SET TASK: Extract each line where the string "source" shows up.

——

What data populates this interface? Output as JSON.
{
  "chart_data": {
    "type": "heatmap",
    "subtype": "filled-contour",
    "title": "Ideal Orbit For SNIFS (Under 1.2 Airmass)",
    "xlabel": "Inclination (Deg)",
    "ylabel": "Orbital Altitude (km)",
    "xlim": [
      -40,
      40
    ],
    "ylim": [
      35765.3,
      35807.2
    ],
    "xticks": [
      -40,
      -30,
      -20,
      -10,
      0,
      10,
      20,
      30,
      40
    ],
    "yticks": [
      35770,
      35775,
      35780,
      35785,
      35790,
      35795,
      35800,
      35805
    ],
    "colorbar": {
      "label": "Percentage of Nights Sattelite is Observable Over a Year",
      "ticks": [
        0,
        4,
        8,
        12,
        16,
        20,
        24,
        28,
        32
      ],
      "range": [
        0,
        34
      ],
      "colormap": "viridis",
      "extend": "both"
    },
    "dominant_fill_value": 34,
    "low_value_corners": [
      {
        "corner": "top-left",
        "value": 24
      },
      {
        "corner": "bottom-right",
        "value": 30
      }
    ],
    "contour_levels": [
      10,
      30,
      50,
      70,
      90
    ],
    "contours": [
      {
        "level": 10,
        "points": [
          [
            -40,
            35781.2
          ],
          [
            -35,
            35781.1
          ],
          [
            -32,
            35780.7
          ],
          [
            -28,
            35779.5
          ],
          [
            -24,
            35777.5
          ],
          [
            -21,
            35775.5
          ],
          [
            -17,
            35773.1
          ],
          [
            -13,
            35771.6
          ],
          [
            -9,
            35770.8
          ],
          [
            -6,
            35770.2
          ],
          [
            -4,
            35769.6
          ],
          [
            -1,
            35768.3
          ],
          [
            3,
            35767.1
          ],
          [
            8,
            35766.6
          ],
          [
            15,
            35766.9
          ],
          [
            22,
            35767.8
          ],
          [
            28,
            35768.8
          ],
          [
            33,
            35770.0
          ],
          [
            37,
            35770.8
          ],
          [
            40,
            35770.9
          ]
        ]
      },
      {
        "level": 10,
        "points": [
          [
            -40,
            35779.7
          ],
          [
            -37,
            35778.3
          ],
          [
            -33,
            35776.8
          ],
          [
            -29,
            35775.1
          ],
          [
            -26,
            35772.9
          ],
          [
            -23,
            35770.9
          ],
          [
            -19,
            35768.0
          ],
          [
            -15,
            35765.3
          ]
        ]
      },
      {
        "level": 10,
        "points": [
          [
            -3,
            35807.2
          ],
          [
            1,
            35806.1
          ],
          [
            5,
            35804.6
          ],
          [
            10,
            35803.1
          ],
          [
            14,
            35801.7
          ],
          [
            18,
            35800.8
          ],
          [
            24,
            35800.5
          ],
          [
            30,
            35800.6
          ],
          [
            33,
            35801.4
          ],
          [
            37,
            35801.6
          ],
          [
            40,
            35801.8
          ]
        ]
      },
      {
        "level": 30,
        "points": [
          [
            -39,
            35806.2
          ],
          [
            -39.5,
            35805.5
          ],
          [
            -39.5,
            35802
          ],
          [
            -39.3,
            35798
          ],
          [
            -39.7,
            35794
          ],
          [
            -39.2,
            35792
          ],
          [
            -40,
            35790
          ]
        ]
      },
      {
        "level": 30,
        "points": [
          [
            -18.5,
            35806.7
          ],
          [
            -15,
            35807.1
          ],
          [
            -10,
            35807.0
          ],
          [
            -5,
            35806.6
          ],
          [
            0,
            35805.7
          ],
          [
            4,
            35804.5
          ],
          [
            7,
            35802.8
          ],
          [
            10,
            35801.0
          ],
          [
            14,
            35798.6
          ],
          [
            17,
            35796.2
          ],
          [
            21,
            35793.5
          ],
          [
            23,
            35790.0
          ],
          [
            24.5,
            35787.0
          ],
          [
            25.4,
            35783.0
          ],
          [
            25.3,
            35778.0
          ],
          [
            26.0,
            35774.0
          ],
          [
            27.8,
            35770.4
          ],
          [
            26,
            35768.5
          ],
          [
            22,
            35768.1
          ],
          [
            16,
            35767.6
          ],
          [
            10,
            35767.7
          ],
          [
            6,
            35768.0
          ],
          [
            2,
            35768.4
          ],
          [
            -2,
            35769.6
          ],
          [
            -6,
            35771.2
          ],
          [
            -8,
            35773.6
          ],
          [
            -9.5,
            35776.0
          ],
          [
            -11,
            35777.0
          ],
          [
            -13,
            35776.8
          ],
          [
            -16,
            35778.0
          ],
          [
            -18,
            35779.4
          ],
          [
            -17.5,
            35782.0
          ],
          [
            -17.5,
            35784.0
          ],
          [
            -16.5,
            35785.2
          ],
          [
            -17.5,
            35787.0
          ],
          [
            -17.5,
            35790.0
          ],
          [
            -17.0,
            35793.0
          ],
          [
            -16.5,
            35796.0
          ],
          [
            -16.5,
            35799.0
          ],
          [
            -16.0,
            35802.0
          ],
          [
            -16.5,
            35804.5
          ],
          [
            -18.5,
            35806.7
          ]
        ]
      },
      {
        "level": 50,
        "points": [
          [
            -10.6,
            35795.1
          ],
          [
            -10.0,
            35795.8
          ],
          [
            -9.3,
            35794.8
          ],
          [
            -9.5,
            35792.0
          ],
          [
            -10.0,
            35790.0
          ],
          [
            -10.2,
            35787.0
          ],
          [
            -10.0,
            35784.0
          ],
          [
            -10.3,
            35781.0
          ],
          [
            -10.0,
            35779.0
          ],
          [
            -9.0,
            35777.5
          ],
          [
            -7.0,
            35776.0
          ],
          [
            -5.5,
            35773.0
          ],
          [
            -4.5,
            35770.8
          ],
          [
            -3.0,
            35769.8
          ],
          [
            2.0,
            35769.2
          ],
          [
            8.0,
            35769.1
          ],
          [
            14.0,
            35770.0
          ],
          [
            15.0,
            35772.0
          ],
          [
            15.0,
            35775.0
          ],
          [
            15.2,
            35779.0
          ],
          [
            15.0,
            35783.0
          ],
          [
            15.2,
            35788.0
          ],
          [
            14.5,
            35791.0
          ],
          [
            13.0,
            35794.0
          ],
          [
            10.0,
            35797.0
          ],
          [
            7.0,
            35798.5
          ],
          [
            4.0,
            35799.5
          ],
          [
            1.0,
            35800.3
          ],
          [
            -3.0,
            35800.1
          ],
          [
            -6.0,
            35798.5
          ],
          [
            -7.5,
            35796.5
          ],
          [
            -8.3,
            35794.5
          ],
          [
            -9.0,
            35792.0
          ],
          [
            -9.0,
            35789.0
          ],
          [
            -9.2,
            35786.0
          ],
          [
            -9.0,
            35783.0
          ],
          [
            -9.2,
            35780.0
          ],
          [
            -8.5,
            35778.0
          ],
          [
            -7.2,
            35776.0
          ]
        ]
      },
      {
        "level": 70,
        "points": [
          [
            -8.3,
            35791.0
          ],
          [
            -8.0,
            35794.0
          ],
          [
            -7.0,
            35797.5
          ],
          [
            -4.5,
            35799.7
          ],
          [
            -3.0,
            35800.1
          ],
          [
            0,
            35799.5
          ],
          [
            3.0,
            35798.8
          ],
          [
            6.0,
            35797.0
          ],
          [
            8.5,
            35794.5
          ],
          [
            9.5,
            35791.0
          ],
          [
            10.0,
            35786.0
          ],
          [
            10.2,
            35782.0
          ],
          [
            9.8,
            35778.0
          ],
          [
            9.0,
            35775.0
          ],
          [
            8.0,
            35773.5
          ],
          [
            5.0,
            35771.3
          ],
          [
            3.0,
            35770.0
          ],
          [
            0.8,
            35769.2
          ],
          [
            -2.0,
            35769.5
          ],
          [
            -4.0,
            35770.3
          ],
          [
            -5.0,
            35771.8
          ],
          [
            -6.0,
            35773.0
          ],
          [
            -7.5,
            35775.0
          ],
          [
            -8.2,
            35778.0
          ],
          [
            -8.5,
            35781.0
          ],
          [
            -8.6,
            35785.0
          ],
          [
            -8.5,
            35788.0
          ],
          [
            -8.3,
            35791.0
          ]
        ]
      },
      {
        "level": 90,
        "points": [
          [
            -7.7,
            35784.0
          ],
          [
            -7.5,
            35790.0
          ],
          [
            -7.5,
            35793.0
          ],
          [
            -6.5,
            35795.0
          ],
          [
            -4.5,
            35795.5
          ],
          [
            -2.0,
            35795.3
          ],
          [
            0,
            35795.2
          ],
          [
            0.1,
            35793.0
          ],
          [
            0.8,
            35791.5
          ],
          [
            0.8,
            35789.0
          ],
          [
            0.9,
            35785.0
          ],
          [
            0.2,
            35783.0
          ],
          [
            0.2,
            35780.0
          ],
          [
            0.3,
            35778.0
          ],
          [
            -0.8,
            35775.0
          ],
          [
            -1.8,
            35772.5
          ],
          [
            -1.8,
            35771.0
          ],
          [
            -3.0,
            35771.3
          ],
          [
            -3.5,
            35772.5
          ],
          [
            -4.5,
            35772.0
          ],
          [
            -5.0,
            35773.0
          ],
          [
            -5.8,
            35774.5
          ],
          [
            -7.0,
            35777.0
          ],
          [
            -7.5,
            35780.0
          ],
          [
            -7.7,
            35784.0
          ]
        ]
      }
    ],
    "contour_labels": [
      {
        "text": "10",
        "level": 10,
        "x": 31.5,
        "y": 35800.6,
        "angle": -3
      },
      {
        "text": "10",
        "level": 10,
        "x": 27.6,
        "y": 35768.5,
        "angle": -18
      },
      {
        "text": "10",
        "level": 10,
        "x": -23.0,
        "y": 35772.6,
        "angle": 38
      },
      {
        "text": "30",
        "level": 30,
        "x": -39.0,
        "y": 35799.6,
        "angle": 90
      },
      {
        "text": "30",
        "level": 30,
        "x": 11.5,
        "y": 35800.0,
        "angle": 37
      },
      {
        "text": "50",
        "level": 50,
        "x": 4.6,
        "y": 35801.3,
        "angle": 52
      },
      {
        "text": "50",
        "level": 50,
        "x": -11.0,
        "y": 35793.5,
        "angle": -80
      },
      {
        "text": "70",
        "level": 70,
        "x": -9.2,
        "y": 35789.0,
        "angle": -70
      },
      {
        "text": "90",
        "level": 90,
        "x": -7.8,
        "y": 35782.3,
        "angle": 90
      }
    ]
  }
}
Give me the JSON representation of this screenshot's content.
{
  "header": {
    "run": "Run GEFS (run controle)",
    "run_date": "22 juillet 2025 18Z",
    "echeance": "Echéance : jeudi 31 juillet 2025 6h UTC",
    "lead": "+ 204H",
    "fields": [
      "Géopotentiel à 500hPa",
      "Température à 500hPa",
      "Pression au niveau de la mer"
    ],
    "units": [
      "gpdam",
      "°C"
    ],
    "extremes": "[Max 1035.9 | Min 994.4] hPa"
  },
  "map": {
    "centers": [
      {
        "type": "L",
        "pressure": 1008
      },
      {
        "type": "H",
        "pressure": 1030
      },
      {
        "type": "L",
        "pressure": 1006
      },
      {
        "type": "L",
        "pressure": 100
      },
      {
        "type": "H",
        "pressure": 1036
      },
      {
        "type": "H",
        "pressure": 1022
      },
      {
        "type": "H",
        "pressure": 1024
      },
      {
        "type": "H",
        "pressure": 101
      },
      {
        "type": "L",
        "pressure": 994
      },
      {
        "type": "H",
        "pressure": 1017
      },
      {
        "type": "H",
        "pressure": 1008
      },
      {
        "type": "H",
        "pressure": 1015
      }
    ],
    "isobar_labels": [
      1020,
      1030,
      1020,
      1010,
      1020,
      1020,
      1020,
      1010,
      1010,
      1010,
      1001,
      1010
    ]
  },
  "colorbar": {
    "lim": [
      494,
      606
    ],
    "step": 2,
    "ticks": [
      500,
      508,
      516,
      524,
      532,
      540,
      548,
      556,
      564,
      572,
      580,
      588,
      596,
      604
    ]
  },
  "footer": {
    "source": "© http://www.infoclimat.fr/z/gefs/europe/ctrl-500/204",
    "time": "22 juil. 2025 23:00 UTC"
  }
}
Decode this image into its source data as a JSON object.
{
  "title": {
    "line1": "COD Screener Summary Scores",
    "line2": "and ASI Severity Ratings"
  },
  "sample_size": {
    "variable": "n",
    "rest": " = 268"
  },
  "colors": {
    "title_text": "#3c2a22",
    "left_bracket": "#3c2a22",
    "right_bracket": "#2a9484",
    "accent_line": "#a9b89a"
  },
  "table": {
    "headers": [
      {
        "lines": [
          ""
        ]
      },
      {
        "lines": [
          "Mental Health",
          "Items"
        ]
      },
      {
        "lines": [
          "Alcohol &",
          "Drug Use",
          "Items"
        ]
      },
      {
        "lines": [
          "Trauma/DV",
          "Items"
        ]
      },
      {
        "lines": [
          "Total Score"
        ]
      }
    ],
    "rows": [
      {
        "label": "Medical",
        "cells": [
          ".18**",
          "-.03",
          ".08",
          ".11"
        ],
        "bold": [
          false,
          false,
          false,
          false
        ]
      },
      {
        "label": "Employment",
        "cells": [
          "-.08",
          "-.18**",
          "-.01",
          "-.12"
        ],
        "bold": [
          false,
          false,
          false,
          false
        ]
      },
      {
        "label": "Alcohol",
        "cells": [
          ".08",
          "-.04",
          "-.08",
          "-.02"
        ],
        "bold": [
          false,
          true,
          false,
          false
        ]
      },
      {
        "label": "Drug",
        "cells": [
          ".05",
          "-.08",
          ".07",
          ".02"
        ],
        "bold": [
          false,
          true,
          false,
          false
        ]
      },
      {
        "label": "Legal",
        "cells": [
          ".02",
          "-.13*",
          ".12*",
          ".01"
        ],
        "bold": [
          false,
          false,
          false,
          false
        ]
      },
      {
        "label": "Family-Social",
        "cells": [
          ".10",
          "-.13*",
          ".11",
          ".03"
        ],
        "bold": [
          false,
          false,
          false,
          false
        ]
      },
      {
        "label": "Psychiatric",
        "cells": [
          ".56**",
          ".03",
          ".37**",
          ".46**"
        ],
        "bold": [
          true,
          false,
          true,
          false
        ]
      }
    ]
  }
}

——

OUTPUT FOR THIS TASK:
    "source": "© http://www.infoclimat.fr/z/gefs/europe/ctrl-500/204",
Decode this image into its source data as a JSON object.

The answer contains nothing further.